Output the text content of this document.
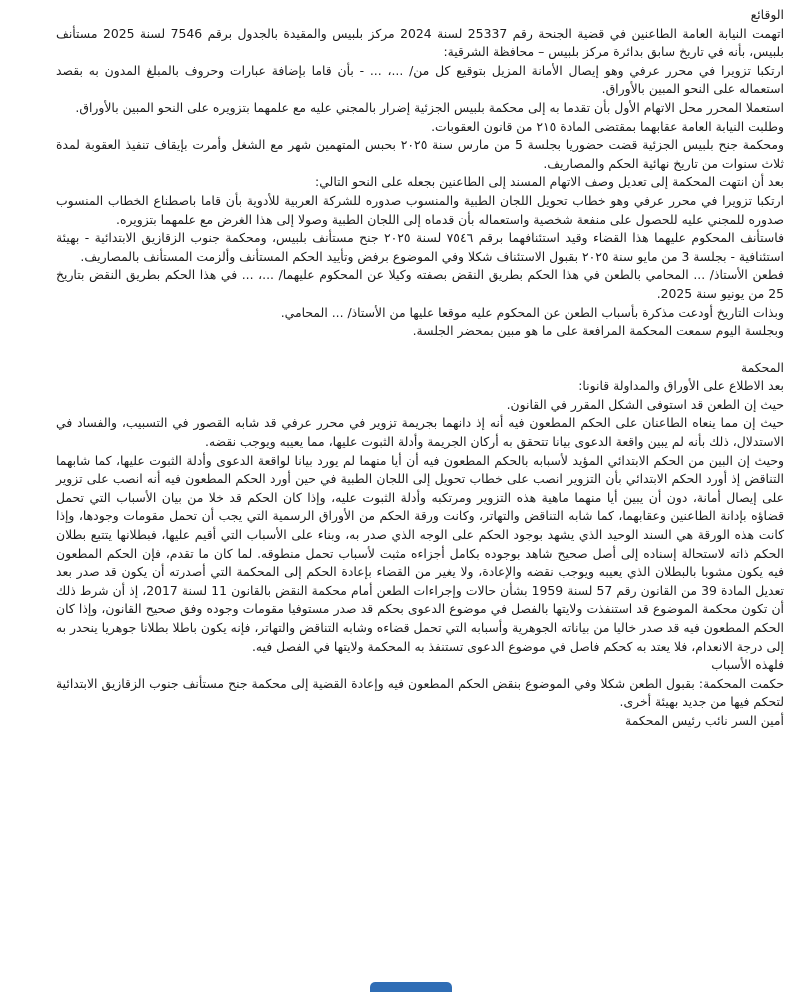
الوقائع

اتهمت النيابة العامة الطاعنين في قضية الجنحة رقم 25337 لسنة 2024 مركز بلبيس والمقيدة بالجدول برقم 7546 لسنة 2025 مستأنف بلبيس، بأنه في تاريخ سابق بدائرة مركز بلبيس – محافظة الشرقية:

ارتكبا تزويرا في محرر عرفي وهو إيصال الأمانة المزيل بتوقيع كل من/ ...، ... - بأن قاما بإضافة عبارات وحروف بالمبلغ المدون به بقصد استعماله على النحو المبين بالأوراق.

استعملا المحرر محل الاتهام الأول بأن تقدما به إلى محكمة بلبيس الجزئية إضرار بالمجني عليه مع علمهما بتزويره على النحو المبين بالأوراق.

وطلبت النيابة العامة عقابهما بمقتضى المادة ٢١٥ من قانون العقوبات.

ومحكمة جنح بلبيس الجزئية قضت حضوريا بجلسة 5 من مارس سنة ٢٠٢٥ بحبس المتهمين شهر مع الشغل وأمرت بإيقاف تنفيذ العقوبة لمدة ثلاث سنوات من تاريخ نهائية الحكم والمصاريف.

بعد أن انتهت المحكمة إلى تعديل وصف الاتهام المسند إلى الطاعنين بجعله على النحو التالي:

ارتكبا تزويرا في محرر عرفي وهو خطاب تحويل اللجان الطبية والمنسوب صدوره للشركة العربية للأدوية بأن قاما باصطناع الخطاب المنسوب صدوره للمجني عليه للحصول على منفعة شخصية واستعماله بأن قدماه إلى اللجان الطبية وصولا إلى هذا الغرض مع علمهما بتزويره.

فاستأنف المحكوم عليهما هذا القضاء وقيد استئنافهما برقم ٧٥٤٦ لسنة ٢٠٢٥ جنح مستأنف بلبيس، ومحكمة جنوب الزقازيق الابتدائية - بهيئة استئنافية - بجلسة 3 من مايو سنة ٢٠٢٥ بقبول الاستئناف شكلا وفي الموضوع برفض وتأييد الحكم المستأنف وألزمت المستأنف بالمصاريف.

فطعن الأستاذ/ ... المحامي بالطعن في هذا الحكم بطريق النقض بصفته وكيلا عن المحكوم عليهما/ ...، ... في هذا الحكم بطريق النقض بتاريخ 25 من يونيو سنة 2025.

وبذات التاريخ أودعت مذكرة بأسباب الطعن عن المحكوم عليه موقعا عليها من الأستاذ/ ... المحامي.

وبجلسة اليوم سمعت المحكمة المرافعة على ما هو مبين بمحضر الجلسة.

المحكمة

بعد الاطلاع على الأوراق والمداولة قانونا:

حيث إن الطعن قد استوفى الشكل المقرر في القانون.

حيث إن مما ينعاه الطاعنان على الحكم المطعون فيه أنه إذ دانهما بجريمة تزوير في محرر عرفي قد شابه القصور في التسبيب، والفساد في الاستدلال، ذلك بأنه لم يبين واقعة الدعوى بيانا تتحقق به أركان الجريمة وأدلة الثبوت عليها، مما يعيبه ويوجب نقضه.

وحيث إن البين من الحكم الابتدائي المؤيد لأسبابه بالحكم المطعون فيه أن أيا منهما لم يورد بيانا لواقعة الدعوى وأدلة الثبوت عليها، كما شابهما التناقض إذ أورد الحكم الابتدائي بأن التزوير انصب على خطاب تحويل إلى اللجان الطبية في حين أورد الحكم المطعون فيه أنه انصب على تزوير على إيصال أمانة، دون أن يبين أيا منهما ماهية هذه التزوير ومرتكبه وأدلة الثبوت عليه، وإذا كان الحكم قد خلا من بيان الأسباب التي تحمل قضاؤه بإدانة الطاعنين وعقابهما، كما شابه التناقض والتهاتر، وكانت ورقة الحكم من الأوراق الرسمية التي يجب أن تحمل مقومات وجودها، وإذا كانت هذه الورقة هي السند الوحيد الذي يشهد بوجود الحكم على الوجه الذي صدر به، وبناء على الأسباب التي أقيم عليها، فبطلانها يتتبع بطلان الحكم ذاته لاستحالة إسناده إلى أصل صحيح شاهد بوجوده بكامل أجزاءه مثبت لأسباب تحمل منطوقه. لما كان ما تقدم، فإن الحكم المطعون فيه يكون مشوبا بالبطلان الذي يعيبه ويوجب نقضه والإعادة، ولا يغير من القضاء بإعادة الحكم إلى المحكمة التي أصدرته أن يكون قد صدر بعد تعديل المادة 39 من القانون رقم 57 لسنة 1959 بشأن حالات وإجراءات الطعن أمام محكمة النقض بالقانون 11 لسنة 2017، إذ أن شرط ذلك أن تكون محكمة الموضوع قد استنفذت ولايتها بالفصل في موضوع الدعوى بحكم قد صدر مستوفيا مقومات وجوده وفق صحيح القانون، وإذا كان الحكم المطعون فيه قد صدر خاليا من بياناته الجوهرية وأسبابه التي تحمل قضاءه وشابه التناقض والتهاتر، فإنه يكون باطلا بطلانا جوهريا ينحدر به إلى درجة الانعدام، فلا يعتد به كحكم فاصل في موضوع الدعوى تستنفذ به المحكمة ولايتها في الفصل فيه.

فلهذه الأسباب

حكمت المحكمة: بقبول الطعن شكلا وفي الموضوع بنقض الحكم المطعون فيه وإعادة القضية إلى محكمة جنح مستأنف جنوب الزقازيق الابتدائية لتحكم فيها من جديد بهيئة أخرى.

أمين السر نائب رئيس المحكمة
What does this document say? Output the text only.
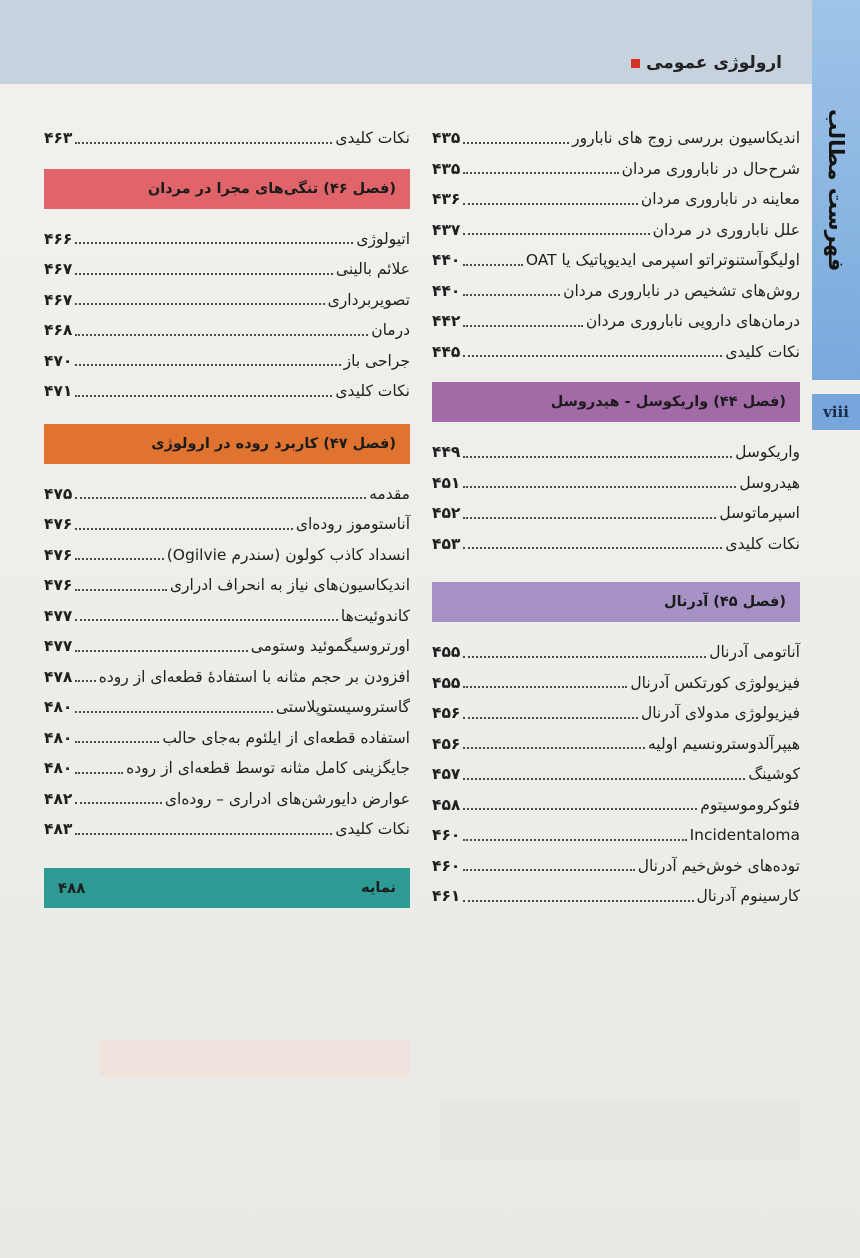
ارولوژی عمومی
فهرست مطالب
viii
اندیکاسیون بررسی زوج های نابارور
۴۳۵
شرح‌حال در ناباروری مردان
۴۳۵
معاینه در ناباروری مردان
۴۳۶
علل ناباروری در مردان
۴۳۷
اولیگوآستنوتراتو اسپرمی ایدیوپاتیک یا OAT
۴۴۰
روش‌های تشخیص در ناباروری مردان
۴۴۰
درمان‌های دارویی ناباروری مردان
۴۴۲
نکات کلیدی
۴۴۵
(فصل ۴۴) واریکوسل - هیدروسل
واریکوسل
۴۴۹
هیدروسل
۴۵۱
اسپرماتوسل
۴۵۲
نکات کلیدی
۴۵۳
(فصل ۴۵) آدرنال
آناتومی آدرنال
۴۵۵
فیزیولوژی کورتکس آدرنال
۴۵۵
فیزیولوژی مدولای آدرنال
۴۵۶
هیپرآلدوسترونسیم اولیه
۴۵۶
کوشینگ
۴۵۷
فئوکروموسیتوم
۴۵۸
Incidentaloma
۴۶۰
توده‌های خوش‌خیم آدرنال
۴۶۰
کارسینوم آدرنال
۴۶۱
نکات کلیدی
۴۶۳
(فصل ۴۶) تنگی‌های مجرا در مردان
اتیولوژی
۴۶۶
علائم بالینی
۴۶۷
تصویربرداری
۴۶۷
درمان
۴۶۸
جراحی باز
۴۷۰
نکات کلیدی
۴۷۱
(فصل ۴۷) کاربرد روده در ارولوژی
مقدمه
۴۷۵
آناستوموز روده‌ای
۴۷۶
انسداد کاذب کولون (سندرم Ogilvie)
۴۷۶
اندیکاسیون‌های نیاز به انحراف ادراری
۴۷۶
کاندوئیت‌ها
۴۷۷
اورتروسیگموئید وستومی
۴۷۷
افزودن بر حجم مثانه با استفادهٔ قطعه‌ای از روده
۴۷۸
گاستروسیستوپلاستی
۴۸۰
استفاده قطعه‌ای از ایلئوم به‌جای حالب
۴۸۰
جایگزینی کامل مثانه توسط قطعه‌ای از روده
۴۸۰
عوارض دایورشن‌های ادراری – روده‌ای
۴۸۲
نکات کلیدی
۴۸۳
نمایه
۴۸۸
************
_Direction_
Gather up the lines that contain the word "النيابة".

_Solution to the problem_
اتهمت النيابة العامة الطاعنين في قضية الجنحة رقم 25337 لسنة 2024 مركز بلبيس والمقيدة بالجدول برقم 7546 لسنة 2025 مستأنف بلبيس، بأنه في تاريخ سابق بدائرة مركز بلبيس – محافظة الشرقية:
وطلبت النيابة العامة عقابهما بمقتضى المادة ٢١٥ من قانون العقوبات.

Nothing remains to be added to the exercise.